◆ **TASK INSTRUCTIONS**: Below are some entries. Copy each line that holds the string "ffffff".

◆ **DATA SECTION**:
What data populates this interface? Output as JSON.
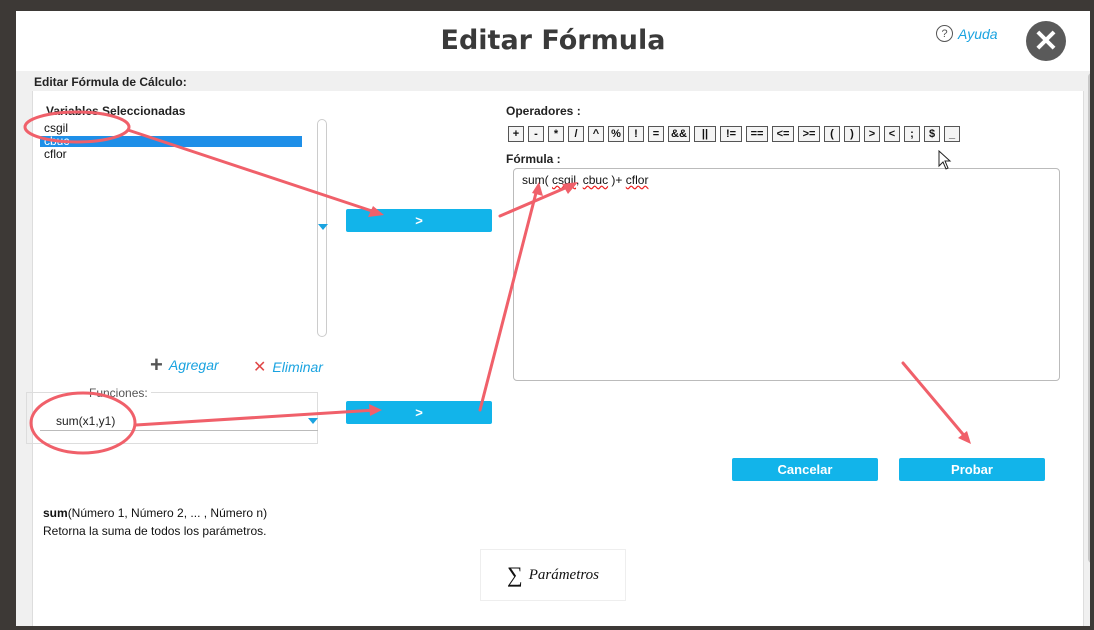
{
  "modal": {
    "title": "Editar Fórmula",
    "help_label": "Ayuda",
    "section_label": "Editar Fórmula de Cálculo:"
  },
  "variables": {
    "header": "Variables Seleccionadas",
    "items": [
      "csgil",
      "cbuc",
      "cflor"
    ],
    "selected": "cbuc"
  },
  "actions": {
    "insert_variable_label": ">",
    "insert_function_label": ">",
    "add_label": "Agregar",
    "remove_label": "Eliminar"
  },
  "functions": {
    "legend": "Funciones:",
    "selected": "sum(x1,y1)"
  },
  "operators": {
    "label": "Operadores :",
    "items": [
      "+",
      "-",
      "*",
      "/",
      "^",
      "%",
      "!",
      "=",
      "&&",
      "||",
      "!=",
      "==",
      "<=",
      ">=",
      "(",
      ")",
      ">",
      "<",
      ";",
      "$",
      "_"
    ]
  },
  "formula": {
    "label": "Fórmula :",
    "text_prefix": "sum(",
    "var1": "csgil",
    "sep": ",",
    "var2": "cbuc",
    "mid": ")+",
    "var3": "cflor"
  },
  "buttons": {
    "cancel": "Cancelar",
    "test": "Probar"
  },
  "description": {
    "func_name": "sum",
    "signature": "(Número 1, Número 2, ... , Número n)",
    "text": "Retorna la suma de todos los parámetros."
  },
  "params_panel": {
    "label": "Parámetros"
  },
  "colors": {
    "accent": "#12b4ea",
    "selection": "#1e8fe8",
    "annotation": "#f0606a"
  }
}
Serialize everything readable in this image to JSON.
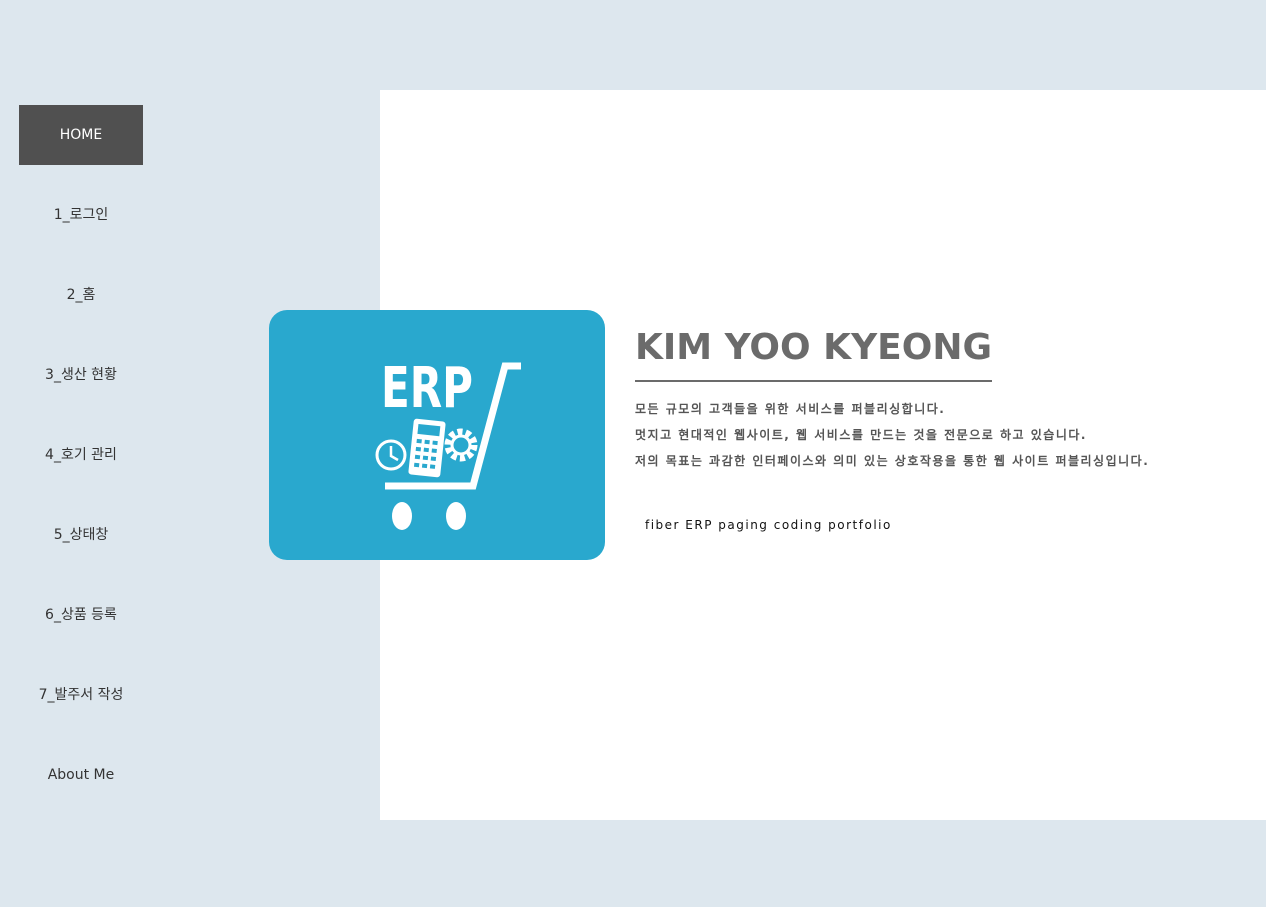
{
  "nav": {
    "items": [
      {
        "label": "HOME",
        "active": true
      },
      {
        "label": "1_로그인"
      },
      {
        "label": "2_홈"
      },
      {
        "label": "3_생산 현황"
      },
      {
        "label": "4_호기 관리"
      },
      {
        "label": "5_상태창"
      },
      {
        "label": "6_상품 등록"
      },
      {
        "label": "7_발주서 작성"
      },
      {
        "label": "About Me"
      }
    ]
  },
  "hero": {
    "logo_text": "ERP",
    "logo_icon": "shopping-cart-calculator-gear-clock",
    "name": "KIM YOO KYEONG",
    "lines": [
      "모든 규모의 고객들을 위한 서비스를 퍼블리싱합니다.",
      "멋지고 현대적인 웹사이트, 웹 서비스를 만드는 것을 전문으로 하고 있습니다.",
      "저의 목표는 과감한 인터페이스와 의미 있는 상호작용을 통한 웹 사이트 퍼블리싱입니다."
    ],
    "tagline": "fiber ERP paging coding portfolio"
  },
  "colors": {
    "page_background": "#dde7ee",
    "panel_background": "#ffffff",
    "nav_active_background": "#505050",
    "nav_active_text": "#ffffff",
    "logo_card": "#29a8ce",
    "name_text": "#6b6b6b"
  }
}
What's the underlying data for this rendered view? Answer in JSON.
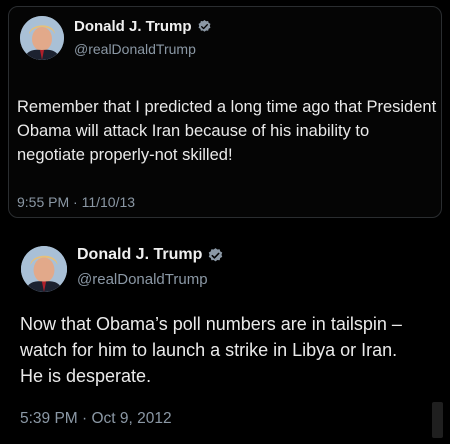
{
  "tweets": [
    {
      "display_name": "Donald J. Trump",
      "handle": "@realDonaldTrump",
      "text": "Remember that I predicted a long time ago that President Obama will attack Iran because of his inability to negotiate properly-not skilled!",
      "timestamp": "9:55 PM · 11/10/13"
    },
    {
      "display_name": "Donald J. Trump",
      "handle": "@realDonaldTrump",
      "text": "Now that Obama’s poll numbers are in tailspin – watch for him to launch a strike in Libya or Iran.  He is desperate.",
      "timestamp": "5:39 PM · Oct 9, 2012"
    }
  ],
  "colors": {
    "background": "#000000",
    "verified_badge": "#8b98a5",
    "muted_text": "#8b98a5",
    "primary_text": "#e7e9ea"
  },
  "icons": [
    "verified-badge-icon",
    "avatar"
  ]
}
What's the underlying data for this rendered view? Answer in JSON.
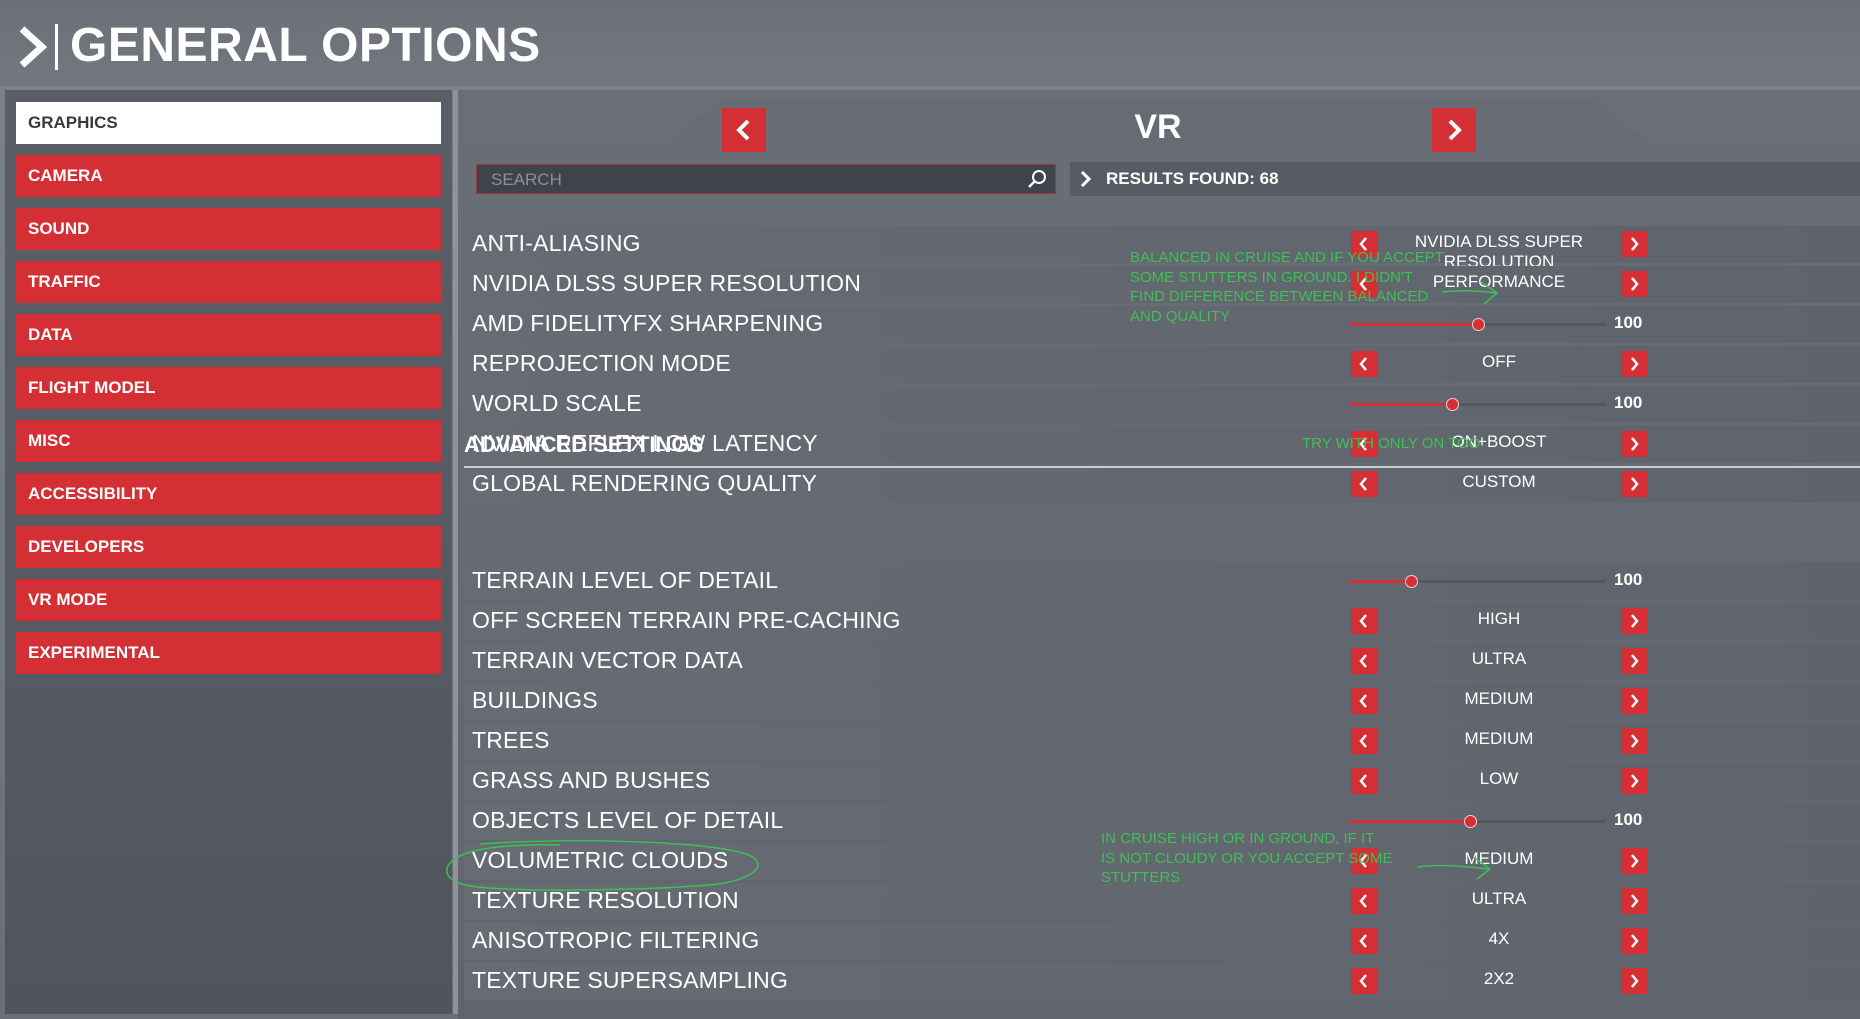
{
  "header": {
    "title": "GENERAL OPTIONS"
  },
  "sidebar": {
    "items": [
      {
        "label": "GRAPHICS"
      },
      {
        "label": "CAMERA"
      },
      {
        "label": "SOUND"
      },
      {
        "label": "TRAFFIC"
      },
      {
        "label": "DATA"
      },
      {
        "label": "FLIGHT MODEL"
      },
      {
        "label": "MISC"
      },
      {
        "label": "ACCESSIBILITY"
      },
      {
        "label": "DEVELOPERS"
      },
      {
        "label": "VR MODE"
      },
      {
        "label": "EXPERIMENTAL"
      }
    ]
  },
  "main": {
    "title": "VR",
    "search_placeholder": "SEARCH",
    "results": "RESULTS FOUND: 68",
    "section_title": "ADVANCED SETTINGS",
    "rows": [
      {
        "label": "ANTI-ALIASING",
        "type": "select",
        "value": "NVIDIA DLSS SUPER RESOLUTION"
      },
      {
        "label": "NVIDIA DLSS SUPER RESOLUTION",
        "type": "select",
        "value": "PERFORMANCE"
      },
      {
        "label": "AMD FIDELITYFX SHARPENING",
        "type": "slider",
        "value": "100",
        "level": 0.5
      },
      {
        "label": "REPROJECTION MODE",
        "type": "select",
        "value": "OFF"
      },
      {
        "label": "WORLD SCALE",
        "type": "slider",
        "value": "100",
        "level": 0.4
      },
      {
        "label": "NVIDIA REFLEX LOW LATENCY",
        "type": "select",
        "value": "ON+BOOST"
      },
      {
        "label": "GLOBAL RENDERING QUALITY",
        "type": "select",
        "value": "CUSTOM"
      },
      {
        "label": "TERRAIN LEVEL OF DETAIL",
        "type": "slider",
        "value": "100",
        "level": 0.24
      },
      {
        "label": "OFF SCREEN TERRAIN PRE-CACHING",
        "type": "select",
        "value": "HIGH"
      },
      {
        "label": "TERRAIN VECTOR DATA",
        "type": "select",
        "value": "ULTRA"
      },
      {
        "label": "BUILDINGS",
        "type": "select",
        "value": "MEDIUM"
      },
      {
        "label": "TREES",
        "type": "select",
        "value": "MEDIUM"
      },
      {
        "label": "GRASS AND BUSHES",
        "type": "select",
        "value": "LOW"
      },
      {
        "label": "OBJECTS LEVEL OF DETAIL",
        "type": "slider",
        "value": "100",
        "level": 0.47
      },
      {
        "label": "VOLUMETRIC CLOUDS",
        "type": "select",
        "value": "MEDIUM"
      },
      {
        "label": "TEXTURE RESOLUTION",
        "type": "select",
        "value": "ULTRA"
      },
      {
        "label": "ANISOTROPIC FILTERING",
        "type": "select",
        "value": "4X"
      },
      {
        "label": "TEXTURE SUPERSAMPLING",
        "type": "select",
        "value": "2X2"
      }
    ]
  },
  "annotations": {
    "dlss_note": [
      "BALANCED IN CRUISE AND IF YOU ACCEPT",
      "SOME STUTTERS IN GROUND. I DIDN'T",
      "FIND DIFFERENCE BETWEEN BALANCED",
      "AND QUALITY"
    ],
    "reflex_note": "TRY WITH ONLY ON TOO",
    "clouds_note": [
      "IN CRUISE HIGH OR IN GROUND, IF IT",
      "IS NOT CLOUDY OR YOU ACCEPT SOME",
      "STUTTERS"
    ]
  },
  "colors": {
    "accent": "#d32f35",
    "annotation": "#3fbf56"
  }
}
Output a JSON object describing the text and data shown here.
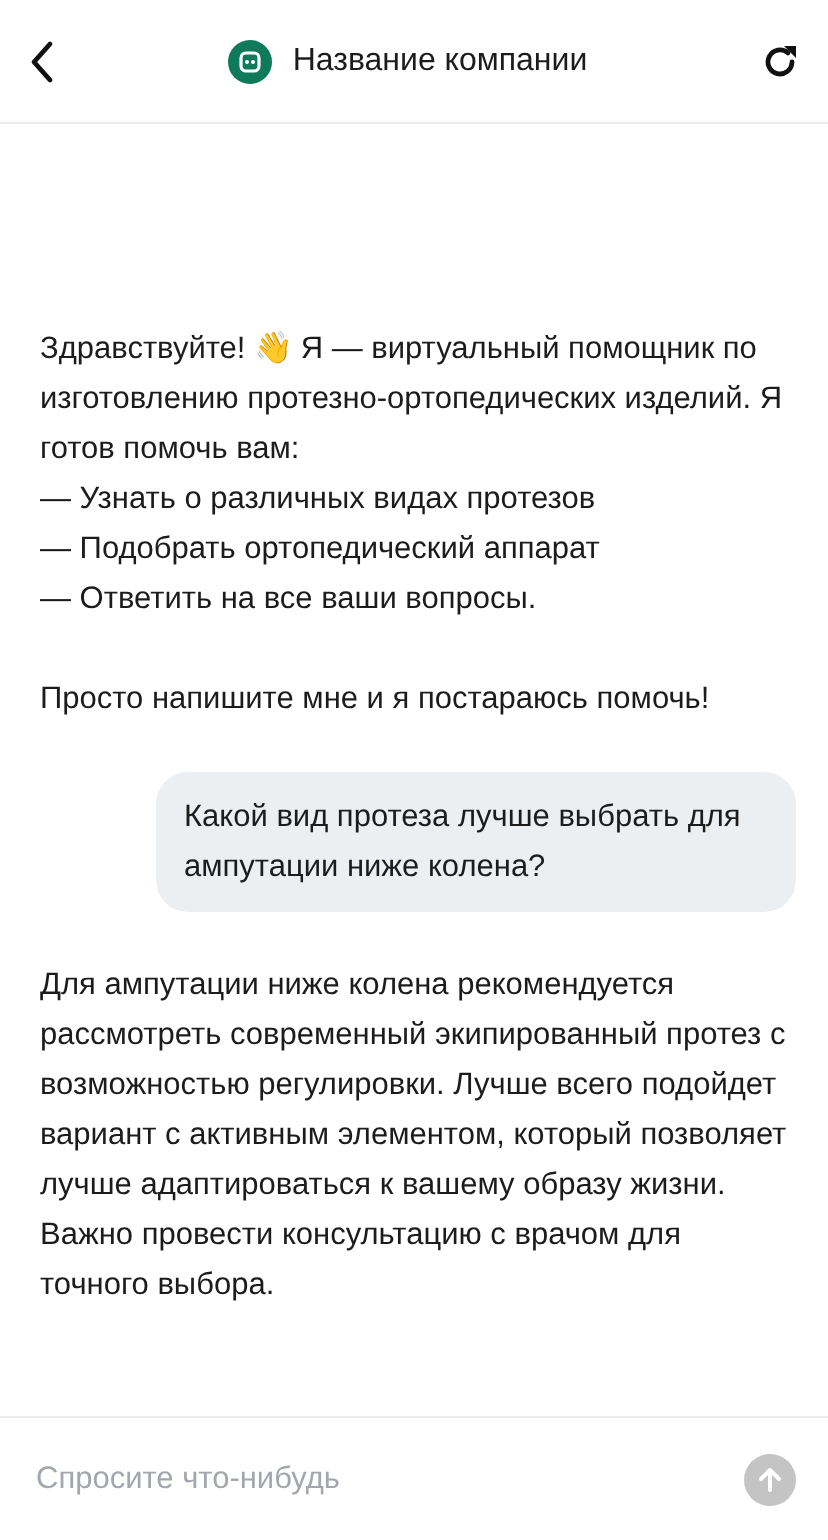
{
  "header": {
    "title": "Название компании"
  },
  "messages": [
    {
      "kind": "bot",
      "paragraphs": [
        "Здравствуйте! 👋 Я — виртуальный помощник по изготовлению протезно-ортопедических изделий. Я готов помочь вам:\n— Узнать о различных видах протезов\n— Подобрать ортопедический аппарат\n— Ответить на все ваши вопросы.",
        "Просто напишите мне и я постараюсь помочь!"
      ]
    },
    {
      "kind": "user",
      "paragraphs": [
        "Какой вид протеза лучше выбрать для ампутации ниже колена?"
      ]
    },
    {
      "kind": "bot",
      "paragraphs": [
        "Для ампутации ниже колена рекомендуется рассмотреть современный экипированный протез с возможностью регулировки. Лучше всего подойдет вариант с активным элементом, который позволяет лучше адаптироваться к вашему образу жизни. Важно провести консультацию с врачом для точного выбора."
      ]
    }
  ],
  "composer": {
    "placeholder": "Спросите что-нибудь",
    "send_disabled": true
  }
}
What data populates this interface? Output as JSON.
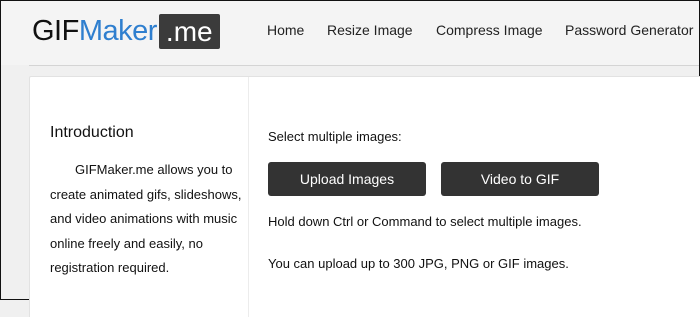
{
  "logo": {
    "part1": "GIF",
    "part2": "Maker",
    "part3": ".me"
  },
  "nav": {
    "items": [
      {
        "label": "Home"
      },
      {
        "label": "Resize Image"
      },
      {
        "label": "Compress Image"
      },
      {
        "label": "Password Generator"
      }
    ]
  },
  "sidebar": {
    "title": "Introduction",
    "text": "GIFMaker.me allows you to create animated gifs, slideshows, and video animations with music online freely and easily, no registration required."
  },
  "main": {
    "select_label": "Select multiple images:",
    "upload_button": "Upload Images",
    "video_button": "Video to GIF",
    "note_ctrl": "Hold down Ctrl or Command to select multiple images.",
    "note_limit": "You can upload up to 300 JPG, PNG or GIF images."
  },
  "colors": {
    "brand_blue": "#2f7fcf",
    "button_dark": "#333333",
    "logo_badge": "#3b3b3b"
  }
}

◆ **EXERCISE RESPONSE**:
    "panel_background": "#ffffff",
    "nav_active_text": "#ffffff",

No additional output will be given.